>> start Dataset

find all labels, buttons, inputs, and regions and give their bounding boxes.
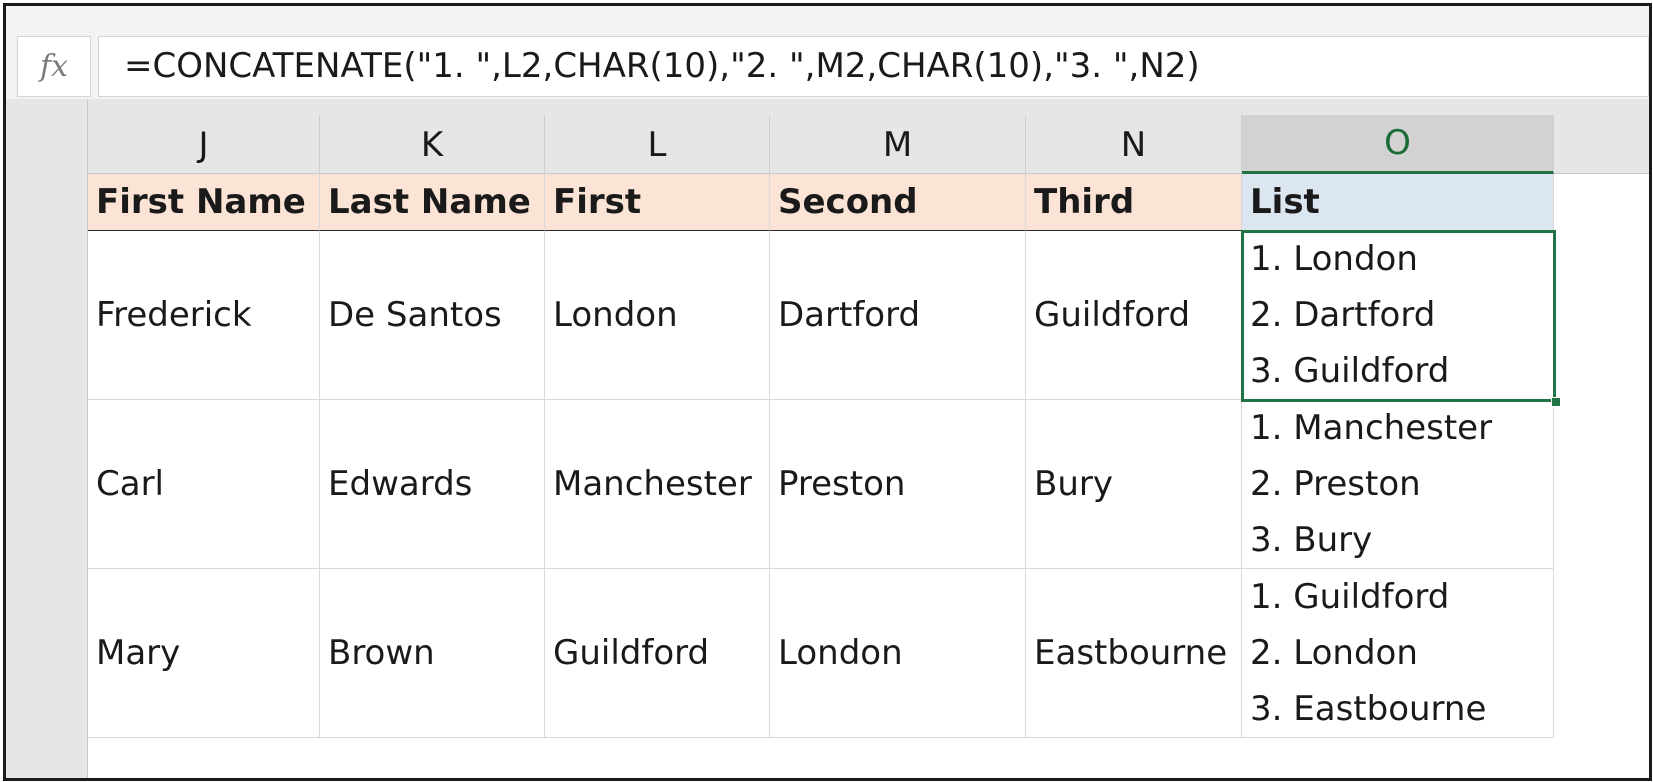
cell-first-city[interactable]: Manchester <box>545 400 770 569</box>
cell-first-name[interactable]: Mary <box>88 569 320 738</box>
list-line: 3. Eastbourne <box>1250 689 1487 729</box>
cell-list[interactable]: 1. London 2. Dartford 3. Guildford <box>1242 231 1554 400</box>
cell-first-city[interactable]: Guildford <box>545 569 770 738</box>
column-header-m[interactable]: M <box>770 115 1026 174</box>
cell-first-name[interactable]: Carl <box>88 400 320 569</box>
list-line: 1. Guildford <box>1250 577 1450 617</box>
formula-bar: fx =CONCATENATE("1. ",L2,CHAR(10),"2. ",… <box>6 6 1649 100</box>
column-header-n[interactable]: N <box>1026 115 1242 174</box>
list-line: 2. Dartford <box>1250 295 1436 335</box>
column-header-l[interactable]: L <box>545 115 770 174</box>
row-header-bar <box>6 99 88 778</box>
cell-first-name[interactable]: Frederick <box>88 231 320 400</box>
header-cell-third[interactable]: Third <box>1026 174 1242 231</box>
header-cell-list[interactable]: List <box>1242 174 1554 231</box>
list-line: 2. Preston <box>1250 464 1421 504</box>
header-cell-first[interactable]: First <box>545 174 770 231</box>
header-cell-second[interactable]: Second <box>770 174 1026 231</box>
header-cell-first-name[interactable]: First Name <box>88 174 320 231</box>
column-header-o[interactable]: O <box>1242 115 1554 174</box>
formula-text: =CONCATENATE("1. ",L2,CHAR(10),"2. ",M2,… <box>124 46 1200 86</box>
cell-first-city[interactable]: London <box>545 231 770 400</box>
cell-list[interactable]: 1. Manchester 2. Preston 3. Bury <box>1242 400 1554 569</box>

>> end Dataset

Directions for this task:
Rewrite all of the data above, replacing every "Preston" with "Blackpool" and leaving everything else unchanged. Leave the pictures out of your answer.

Solution:
find all labels, buttons, inputs, and regions and give their bounding boxes.
cell-first-city[interactable]: Manchester <box>545 400 770 569</box>
cell-first-name[interactable]: Mary <box>88 569 320 738</box>
list-line: 3. Eastbourne <box>1250 689 1487 729</box>
cell-list[interactable]: 1. London 2. Dartford 3. Guildford <box>1242 231 1554 400</box>
cell-first-city[interactable]: Guildford <box>545 569 770 738</box>
column-header-m[interactable]: M <box>770 115 1026 174</box>
cell-first-name[interactable]: Carl <box>88 400 320 569</box>
list-line: 1. Guildford <box>1250 577 1450 617</box>
formula-bar: fx =CONCATENATE("1. ",L2,CHAR(10),"2. ",… <box>6 6 1649 100</box>
column-header-n[interactable]: N <box>1026 115 1242 174</box>
list-line: 2. Dartford <box>1250 295 1436 335</box>
column-header-l[interactable]: L <box>545 115 770 174</box>
row-header-bar <box>6 99 88 778</box>
cell-first-name[interactable]: Frederick <box>88 231 320 400</box>
header-cell-third[interactable]: Third <box>1026 174 1242 231</box>
header-cell-list[interactable]: List <box>1242 174 1554 231</box>
list-line: 2. Blackpool <box>1250 464 1421 504</box>
header-cell-first[interactable]: First <box>545 174 770 231</box>
header-cell-second[interactable]: Second <box>770 174 1026 231</box>
header-cell-first-name[interactable]: First Name <box>88 174 320 231</box>
column-header-o[interactable]: O <box>1242 115 1554 174</box>
formula-text: =CONCATENATE("1. ",L2,CHAR(10),"2. ",M2,… <box>124 46 1200 86</box>
cell-first-city[interactable]: London <box>545 231 770 400</box>
cell-list[interactable]: 1. Manchester 2. Blackpool 3. Bury <box>1242 400 1554 569</box>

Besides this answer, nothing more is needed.